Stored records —
☆ ☆ ☆

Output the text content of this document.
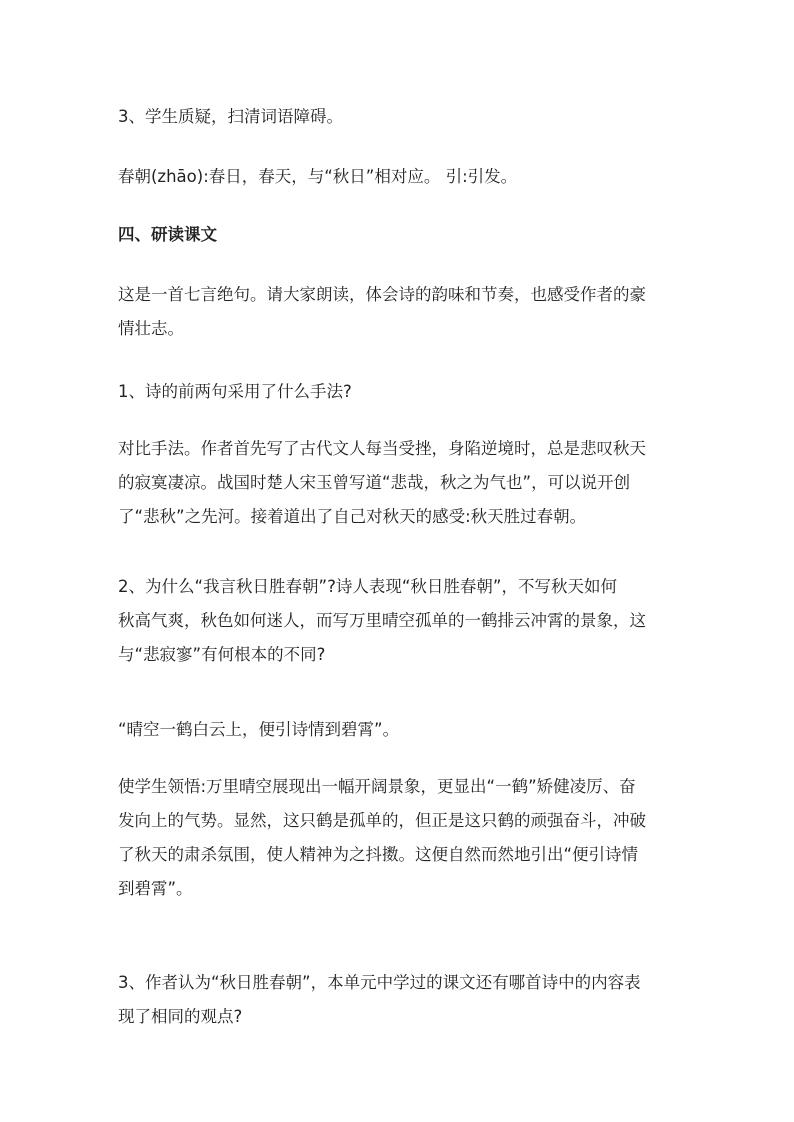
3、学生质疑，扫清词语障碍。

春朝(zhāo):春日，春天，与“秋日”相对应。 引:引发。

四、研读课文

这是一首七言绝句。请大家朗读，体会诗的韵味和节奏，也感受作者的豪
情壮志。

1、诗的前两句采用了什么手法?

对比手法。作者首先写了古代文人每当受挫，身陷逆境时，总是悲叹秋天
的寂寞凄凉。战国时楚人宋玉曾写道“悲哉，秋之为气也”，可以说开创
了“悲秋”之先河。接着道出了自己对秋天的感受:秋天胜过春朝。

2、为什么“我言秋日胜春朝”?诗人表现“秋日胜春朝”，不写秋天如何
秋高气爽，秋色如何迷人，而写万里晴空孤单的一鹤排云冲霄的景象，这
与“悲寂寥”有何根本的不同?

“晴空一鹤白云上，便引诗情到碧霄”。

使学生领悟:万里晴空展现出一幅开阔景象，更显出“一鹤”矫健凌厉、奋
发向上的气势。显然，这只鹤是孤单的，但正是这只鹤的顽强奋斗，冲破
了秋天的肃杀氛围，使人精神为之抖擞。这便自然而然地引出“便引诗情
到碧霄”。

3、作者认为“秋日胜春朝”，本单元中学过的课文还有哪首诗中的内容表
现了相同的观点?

☆ ☆ ☆

What is expected — Give the number of lines that hold the word "秋日胜春朝" in these records, with nothing added.

Expected answer — 2